begin Information supplied
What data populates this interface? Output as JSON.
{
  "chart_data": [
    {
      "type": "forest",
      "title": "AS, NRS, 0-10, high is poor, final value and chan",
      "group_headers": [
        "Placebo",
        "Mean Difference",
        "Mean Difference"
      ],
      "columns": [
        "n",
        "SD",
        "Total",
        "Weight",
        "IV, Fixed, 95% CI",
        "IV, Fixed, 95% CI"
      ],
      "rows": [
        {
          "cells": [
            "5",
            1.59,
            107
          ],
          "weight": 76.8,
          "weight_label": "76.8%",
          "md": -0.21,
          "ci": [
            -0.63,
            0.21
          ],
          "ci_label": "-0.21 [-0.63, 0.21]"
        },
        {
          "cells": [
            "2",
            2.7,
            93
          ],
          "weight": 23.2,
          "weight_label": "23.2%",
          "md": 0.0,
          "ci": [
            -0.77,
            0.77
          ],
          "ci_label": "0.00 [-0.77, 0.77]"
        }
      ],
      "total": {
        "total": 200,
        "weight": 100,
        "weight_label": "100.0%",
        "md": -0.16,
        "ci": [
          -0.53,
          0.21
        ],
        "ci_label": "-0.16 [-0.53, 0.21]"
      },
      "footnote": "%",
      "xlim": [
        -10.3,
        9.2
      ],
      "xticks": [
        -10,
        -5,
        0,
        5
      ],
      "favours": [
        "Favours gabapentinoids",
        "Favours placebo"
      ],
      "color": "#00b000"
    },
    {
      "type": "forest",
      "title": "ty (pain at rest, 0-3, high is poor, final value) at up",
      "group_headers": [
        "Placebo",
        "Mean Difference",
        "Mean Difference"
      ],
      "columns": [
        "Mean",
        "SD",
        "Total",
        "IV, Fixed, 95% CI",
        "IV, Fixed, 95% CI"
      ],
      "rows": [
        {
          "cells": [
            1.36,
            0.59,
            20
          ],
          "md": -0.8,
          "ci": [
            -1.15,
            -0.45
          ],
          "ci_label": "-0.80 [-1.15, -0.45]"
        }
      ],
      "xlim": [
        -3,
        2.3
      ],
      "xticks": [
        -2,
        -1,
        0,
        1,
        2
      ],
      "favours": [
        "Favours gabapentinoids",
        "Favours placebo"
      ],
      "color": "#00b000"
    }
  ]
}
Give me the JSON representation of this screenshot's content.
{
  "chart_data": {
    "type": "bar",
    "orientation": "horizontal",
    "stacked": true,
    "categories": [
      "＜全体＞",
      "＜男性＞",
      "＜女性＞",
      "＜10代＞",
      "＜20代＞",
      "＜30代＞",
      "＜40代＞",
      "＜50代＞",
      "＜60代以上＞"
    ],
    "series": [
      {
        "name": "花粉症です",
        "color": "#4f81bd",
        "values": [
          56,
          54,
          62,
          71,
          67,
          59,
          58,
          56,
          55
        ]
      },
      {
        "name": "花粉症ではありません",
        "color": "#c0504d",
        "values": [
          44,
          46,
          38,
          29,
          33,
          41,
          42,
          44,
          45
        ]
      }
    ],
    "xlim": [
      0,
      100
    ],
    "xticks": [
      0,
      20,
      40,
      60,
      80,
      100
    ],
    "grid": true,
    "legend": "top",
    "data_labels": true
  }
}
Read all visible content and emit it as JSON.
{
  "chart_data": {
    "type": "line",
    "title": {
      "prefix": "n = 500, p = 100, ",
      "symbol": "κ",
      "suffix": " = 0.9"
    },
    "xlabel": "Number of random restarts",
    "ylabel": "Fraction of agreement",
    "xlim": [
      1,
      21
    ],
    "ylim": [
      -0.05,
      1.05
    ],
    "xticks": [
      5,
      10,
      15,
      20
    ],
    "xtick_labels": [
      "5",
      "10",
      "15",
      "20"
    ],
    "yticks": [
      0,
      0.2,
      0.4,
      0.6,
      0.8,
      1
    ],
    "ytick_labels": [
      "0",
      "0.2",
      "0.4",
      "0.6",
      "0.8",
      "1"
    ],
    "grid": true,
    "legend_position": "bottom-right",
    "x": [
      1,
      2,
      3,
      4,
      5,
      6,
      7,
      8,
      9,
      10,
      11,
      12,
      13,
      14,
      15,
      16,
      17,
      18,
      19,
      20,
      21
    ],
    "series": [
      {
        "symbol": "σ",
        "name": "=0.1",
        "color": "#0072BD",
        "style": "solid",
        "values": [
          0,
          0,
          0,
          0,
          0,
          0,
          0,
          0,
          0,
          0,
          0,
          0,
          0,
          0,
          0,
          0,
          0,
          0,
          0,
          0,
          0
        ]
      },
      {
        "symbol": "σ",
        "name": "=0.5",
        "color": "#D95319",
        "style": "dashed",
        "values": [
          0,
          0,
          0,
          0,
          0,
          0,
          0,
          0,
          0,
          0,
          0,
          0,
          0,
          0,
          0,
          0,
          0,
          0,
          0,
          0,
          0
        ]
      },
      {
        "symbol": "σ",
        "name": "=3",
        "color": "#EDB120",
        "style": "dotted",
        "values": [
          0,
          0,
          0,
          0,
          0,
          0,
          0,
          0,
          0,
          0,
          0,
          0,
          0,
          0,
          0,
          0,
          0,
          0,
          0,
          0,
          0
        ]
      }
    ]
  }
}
end Information supplied
Print the records above in full, exactly.

## Solution below
What data populates this interface? Output as JSON.
{
  "chart_data": [
    {
      "type": "forest",
      "title": "AS, NRS, 0-10, high is poor, final value and chan",
      "group_headers": [
        "Placebo",
        "Mean Difference",
        "Mean Difference"
      ],
      "columns": [
        "n",
        "SD",
        "Total",
        "Weight",
        "IV, Fixed, 95% CI",
        "IV, Fixed, 95% CI"
      ],
      "rows": [
        {
          "cells": [
            "5",
            1.59,
            107
          ],
          "weight": 76.8,
          "weight_label": "76.8%",
          "md": -0.21,
          "ci": [
            -0.63,
            0.21
          ],
          "ci_label": "-0.21 [-0.63, 0.21]"
        },
        {
          "cells": [
            "2",
            2.7,
            93
          ],
          "weight": 23.2,
          "weight_label": "23.2%",
          "md": 0.0,
          "ci": [
            -0.77,
            0.77
          ],
          "ci_label": "0.00 [-0.77, 0.77]"
        }
      ],
      "total": {
        "total": 200,
        "weight": 100,
        "weight_label": "100.0%",
        "md": -0.16,
        "ci": [
          -0.53,
          0.21
        ],
        "ci_label": "-0.16 [-0.53, 0.21]"
      },
      "footnote": "%",
      "xlim": [
        -10.3,
        9.2
      ],
      "xticks": [
        -10,
        -5,
        0,
        5
      ],
      "favours": [
        "Favours gabapentinoids",
        "Favours placebo"
      ],
      "color": "#00b000"
    },
    {
      "type": "forest",
      "title": "ty (pain at rest, 0-3, high is poor, final value) at up",
      "group_headers": [
        "Placebo",
        "Mean Difference",
        "Mean Difference"
      ],
      "columns": [
        "Mean",
        "SD",
        "Total",
        "IV, Fixed, 95% CI",
        "IV, Fixed, 95% CI"
      ],
      "rows": [
        {
          "cells": [
            1.36,
            0.59,
            20
          ],
          "md": -0.8,
          "ci": [
            -1.15,
            -0.45
          ],
          "ci_label": "-0.80 [-1.15, -0.45]"
        }
      ],
      "xlim": [
        -3,
        2.3
      ],
      "xticks": [
        -2,
        -1,
        0,
        1,
        2
      ],
      "favours": [
        "Favours gabapentinoids",
        "Favours placebo"
      ],
      "color": "#00b000"
    }
  ]
}
Give me the JSON representation of this screenshot's content.
{
  "chart_data": {
    "type": "bar",
    "orientation": "horizontal",
    "stacked": true,
    "categories": [
      "＜全体＞",
      "＜男性＞",
      "＜女性＞",
      "＜10代＞",
      "＜20代＞",
      "＜30代＞",
      "＜40代＞",
      "＜50代＞",
      "＜60代以上＞"
    ],
    "series": [
      {
        "name": "花粉症です",
        "color": "#4f81bd",
        "values": [
          56,
          54,
          62,
          71,
          67,
          59,
          58,
          56,
          55
        ]
      },
      {
        "name": "花粉症ではありません",
        "color": "#c0504d",
        "values": [
          44,
          46,
          38,
          29,
          33,
          41,
          42,
          44,
          45
        ]
      }
    ],
    "xlim": [
      0,
      100
    ],
    "xticks": [
      0,
      20,
      40,
      60,
      80,
      100
    ],
    "grid": true,
    "legend": "top",
    "data_labels": true
  }
}
Read all visible content and emit it as JSON.
{
  "chart_data": {
    "type": "line",
    "title": {
      "prefix": "n = 500, p = 100, ",
      "symbol": "κ",
      "suffix": " = 0.9"
    },
    "xlabel": "Number of random restarts",
    "ylabel": "Fraction of agreement",
    "xlim": [
      1,
      21
    ],
    "ylim": [
      -0.05,
      1.05
    ],
    "xticks": [
      5,
      10,
      15,
      20
    ],
    "xtick_labels": [
      "5",
      "10",
      "15",
      "20"
    ],
    "yticks": [
      0,
      0.2,
      0.4,
      0.6,
      0.8,
      1
    ],
    "ytick_labels": [
      "0",
      "0.2",
      "0.4",
      "0.6",
      "0.8",
      "1"
    ],
    "grid": true,
    "legend_position": "bottom-right",
    "x": [
      1,
      2,
      3,
      4,
      5,
      6,
      7,
      8,
      9,
      10,
      11,
      12,
      13,
      14,
      15,
      16,
      17,
      18,
      19,
      20,
      21
    ],
    "series": [
      {
        "symbol": "σ",
        "name": "=0.1",
        "color": "#0072BD",
        "style": "solid",
        "values": [
          0,
          0,
          0,
          0,
          0,
          0,
          0,
          0,
          0,
          0,
          0,
          0,
          0,
          0,
          0,
          0,
          0,
          0,
          0,
          0,
          0
        ]
      },
      {
        "symbol": "σ",
        "name": "=0.5",
        "color": "#D95319",
        "style": "dashed",
        "values": [
          0,
          0,
          0,
          0,
          0,
          0,
          0,
          0,
          0,
          0,
          0,
          0,
          0,
          0,
          0,
          0,
          0,
          0,
          0,
          0,
          0
        ]
      },
      {
        "symbol": "σ",
        "name": "=3",
        "color": "#EDB120",
        "style": "dotted",
        "values": [
          0,
          0,
          0,
          0,
          0,
          0,
          0,
          0,
          0,
          0,
          0,
          0,
          0,
          0,
          0,
          0,
          0,
          0,
          0,
          0,
          0
        ]
      }
    ]
  }
}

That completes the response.